** start of Working data **
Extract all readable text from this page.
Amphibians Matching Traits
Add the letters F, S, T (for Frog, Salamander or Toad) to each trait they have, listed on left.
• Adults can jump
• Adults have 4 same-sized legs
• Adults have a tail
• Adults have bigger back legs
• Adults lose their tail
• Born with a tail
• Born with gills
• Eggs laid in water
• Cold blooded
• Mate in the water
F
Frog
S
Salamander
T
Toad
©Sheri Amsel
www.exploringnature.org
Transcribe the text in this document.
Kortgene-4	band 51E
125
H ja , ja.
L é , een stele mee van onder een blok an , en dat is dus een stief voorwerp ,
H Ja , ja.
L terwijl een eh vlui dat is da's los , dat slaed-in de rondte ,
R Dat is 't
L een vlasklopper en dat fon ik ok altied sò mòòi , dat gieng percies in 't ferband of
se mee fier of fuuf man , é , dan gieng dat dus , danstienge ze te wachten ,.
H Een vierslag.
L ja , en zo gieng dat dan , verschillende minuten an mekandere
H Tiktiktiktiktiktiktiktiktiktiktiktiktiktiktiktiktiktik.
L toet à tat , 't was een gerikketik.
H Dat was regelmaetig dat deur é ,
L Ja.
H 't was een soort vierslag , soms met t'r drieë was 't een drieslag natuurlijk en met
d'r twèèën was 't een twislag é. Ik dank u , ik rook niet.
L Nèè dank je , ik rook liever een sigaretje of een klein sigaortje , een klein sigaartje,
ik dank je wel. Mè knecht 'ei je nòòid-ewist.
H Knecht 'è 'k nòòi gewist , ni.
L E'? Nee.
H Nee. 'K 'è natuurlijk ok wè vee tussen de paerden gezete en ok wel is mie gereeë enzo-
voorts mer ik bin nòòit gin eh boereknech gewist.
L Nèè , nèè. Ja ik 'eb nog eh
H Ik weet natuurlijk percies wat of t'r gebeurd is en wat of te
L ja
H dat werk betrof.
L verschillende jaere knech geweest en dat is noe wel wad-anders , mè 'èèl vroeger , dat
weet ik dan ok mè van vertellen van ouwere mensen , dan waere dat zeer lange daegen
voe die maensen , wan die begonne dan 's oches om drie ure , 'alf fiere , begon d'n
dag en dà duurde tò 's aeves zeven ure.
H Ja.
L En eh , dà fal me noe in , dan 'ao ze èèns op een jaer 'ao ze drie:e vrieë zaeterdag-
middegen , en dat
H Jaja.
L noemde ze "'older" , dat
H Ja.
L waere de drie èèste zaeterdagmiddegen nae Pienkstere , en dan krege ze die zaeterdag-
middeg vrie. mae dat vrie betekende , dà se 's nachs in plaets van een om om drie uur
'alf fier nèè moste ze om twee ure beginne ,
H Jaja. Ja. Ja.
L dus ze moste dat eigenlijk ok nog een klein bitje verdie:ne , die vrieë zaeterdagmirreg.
** end of Working data **
Copy out every line in the entries above that holds "dank".

Exercise solution:
d'r twèèën was 't een twislag é. Ik dank u , ik rook niet.
L Nèè dank je , ik rook liever een sigaretje of een klein sigaortje , een klein sigaartje,
ik dank je wel. Mè knecht 'ei je nòòid-ewist.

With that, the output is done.